[begin DATA SUPPLIED]
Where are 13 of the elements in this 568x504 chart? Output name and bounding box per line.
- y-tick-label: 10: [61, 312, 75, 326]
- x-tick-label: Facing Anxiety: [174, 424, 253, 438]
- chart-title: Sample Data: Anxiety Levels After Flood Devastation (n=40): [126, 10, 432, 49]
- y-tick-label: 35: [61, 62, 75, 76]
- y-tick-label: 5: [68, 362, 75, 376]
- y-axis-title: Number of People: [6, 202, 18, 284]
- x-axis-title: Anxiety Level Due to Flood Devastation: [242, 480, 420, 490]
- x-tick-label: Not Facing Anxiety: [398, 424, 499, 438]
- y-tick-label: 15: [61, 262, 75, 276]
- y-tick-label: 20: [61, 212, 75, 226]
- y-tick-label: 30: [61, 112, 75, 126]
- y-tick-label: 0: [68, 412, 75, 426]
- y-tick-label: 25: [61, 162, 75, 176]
[end DATA SUPPLIED]
REQUIREMENT: Rewrite the rows above with every "Flood" replaced by "Storm", leaving everything else unchanged.

SOLVED EXERCISE:
Where are 13 of the elements in this 568x504 chart? Output name and bounding box per line.
- y-tick-label: 10: [61, 312, 75, 326]
- x-tick-label: Facing Anxiety: [174, 424, 253, 438]
- chart-title: Sample Data: Anxiety Levels After Storm Devastation (n=40): [126, 10, 432, 49]
- y-tick-label: 35: [61, 62, 75, 76]
- y-tick-label: 5: [68, 362, 75, 376]
- y-axis-title: Number of People: [6, 202, 18, 284]
- x-axis-title: Anxiety Level Due to Storm Devastation: [242, 480, 420, 490]
- x-tick-label: Not Facing Anxiety: [398, 424, 499, 438]
- y-tick-label: 15: [61, 262, 75, 276]
- y-tick-label: 20: [61, 212, 75, 226]
- y-tick-label: 30: [61, 112, 75, 126]
- y-tick-label: 0: [68, 412, 75, 426]
- y-tick-label: 25: [61, 162, 75, 176]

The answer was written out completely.